WHAT YOU HAVE TO DO: Under this task are some entries; return every one of them exactly.

— START MATERIAL SUPPLIED —

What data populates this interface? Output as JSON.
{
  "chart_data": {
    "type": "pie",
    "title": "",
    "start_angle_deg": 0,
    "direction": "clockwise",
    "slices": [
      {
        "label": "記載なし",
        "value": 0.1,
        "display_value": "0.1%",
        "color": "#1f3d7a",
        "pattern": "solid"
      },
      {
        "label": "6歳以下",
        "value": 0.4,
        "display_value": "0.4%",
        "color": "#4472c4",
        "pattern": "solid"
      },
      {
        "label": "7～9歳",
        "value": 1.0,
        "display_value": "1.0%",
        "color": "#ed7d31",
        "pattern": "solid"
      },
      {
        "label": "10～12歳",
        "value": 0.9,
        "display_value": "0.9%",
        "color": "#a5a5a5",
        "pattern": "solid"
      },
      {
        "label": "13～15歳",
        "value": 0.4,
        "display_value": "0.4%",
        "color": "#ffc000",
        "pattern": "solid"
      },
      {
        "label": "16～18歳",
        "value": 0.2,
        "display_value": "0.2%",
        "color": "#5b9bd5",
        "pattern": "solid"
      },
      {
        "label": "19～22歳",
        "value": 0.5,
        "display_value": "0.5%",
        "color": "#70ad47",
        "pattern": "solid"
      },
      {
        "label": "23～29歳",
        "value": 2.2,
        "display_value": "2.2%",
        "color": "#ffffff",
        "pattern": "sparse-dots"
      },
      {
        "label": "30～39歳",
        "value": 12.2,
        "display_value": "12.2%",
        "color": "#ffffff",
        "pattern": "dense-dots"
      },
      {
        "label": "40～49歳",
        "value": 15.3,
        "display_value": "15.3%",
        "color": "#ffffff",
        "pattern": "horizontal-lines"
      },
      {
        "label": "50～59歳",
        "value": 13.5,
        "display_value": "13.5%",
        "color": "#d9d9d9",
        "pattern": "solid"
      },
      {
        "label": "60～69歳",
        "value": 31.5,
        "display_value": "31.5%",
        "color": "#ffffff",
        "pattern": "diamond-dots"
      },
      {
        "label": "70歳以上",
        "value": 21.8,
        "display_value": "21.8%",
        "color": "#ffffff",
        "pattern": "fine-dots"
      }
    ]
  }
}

— END MATERIAL SUPPLIED —

TASK RESPONSE:
What data populates this interface? Output as JSON.
{
  "chart_data": {
    "type": "pie",
    "title": "",
    "start_angle_deg": 0,
    "direction": "clockwise",
    "slices": [
      {
        "label": "記載なし",
        "value": 0.1,
        "display_value": "0.1%",
        "color": "#1f3d7a",
        "pattern": "solid"
      },
      {
        "label": "6歳以下",
        "value": 0.4,
        "display_value": "0.4%",
        "color": "#4472c4",
        "pattern": "solid"
      },
      {
        "label": "7～9歳",
        "value": 1.0,
        "display_value": "1.0%",
        "color": "#ed7d31",
        "pattern": "solid"
      },
      {
        "label": "10～12歳",
        "value": 0.9,
        "display_value": "0.9%",
        "color": "#a5a5a5",
        "pattern": "solid"
      },
      {
        "label": "13～15歳",
        "value": 0.4,
        "display_value": "0.4%",
        "color": "#ffc000",
        "pattern": "solid"
      },
      {
        "label": "16～18歳",
        "value": 0.2,
        "display_value": "0.2%",
        "color": "#5b9bd5",
        "pattern": "solid"
      },
      {
        "label": "19～22歳",
        "value": 0.5,
        "display_value": "0.5%",
        "color": "#70ad47",
        "pattern": "solid"
      },
      {
        "label": "23～29歳",
        "value": 2.2,
        "display_value": "2.2%",
        "color": "#ffffff",
        "pattern": "sparse-dots"
      },
      {
        "label": "30～39歳",
        "value": 12.2,
        "display_value": "12.2%",
        "color": "#ffffff",
        "pattern": "dense-dots"
      },
      {
        "label": "40～49歳",
        "value": 15.3,
        "display_value": "15.3%",
        "color": "#ffffff",
        "pattern": "horizontal-lines"
      },
      {
        "label": "50～59歳",
        "value": 13.5,
        "display_value": "13.5%",
        "color": "#d9d9d9",
        "pattern": "solid"
      },
      {
        "label": "60～69歳",
        "value": 31.5,
        "display_value": "31.5%",
        "color": "#ffffff",
        "pattern": "diamond-dots"
      },
      {
        "label": "70歳以上",
        "value": 21.8,
        "display_value": "21.8%",
        "color": "#ffffff",
        "pattern": "fine-dots"
      }
    ]
  }
}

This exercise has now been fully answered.